→ What you need to do: Read the data and repeat it in full, exactly.

Dataset excerpt
┌──
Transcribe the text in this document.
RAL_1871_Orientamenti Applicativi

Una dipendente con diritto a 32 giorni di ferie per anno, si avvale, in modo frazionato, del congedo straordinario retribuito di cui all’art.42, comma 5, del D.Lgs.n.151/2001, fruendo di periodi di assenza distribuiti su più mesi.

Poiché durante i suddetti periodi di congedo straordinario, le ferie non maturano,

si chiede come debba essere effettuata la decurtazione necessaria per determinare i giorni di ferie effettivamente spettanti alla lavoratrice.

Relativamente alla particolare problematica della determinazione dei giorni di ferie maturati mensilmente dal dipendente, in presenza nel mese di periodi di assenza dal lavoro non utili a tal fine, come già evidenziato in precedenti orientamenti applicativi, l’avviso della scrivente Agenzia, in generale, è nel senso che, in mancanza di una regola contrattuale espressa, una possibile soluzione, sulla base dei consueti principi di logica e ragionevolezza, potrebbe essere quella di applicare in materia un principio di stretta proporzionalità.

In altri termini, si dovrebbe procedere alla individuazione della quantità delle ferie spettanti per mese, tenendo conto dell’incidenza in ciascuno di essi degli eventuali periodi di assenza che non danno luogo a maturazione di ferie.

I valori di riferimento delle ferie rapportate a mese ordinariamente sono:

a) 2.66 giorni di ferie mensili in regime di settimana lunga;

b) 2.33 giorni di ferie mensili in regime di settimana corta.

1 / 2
└──
→ The solution:
Transcribe the text in this document.
RAL_1871_Orientamenti Applicativi

Una dipendente con diritto a 32 giorni di ferie per anno, si avvale, in modo frazionato, del congedo straordinario retribuito di cui all’art.42, comma 5, del D.Lgs.n.151/2001, fruendo di periodi di assenza distribuiti su più mesi.

Poiché durante i suddetti periodi di congedo straordinario, le ferie non maturano,

si chiede come debba essere effettuata la decurtazione necessaria per determinare i giorni di ferie effettivamente spettanti alla lavoratrice.

Relativamente alla particolare problematica della determinazione dei giorni di ferie maturati mensilmente dal dipendente, in presenza nel mese di periodi di assenza dal lavoro non utili a tal fine, come già evidenziato in precedenti orientamenti applicativi, l’avviso della scrivente Agenzia, in generale, è nel senso che, in mancanza di una regola contrattuale espressa, una possibile soluzione, sulla base dei consueti principi di logica e ragionevolezza, potrebbe essere quella di applicare in materia un principio di stretta proporzionalità.

In altri termini, si dovrebbe procedere alla individuazione della quantità delle ferie spettanti per mese, tenendo conto dell’incidenza in ciascuno di essi degli eventuali periodi di assenza che non danno luogo a maturazione di ferie.

I valori di riferimento delle ferie rapportate a mese ordinariamente sono:

a) 2.66 giorni di ferie mensili in regime di settimana lunga;

b) 2.33 giorni di ferie mensili in regime di settimana corta.

1 / 2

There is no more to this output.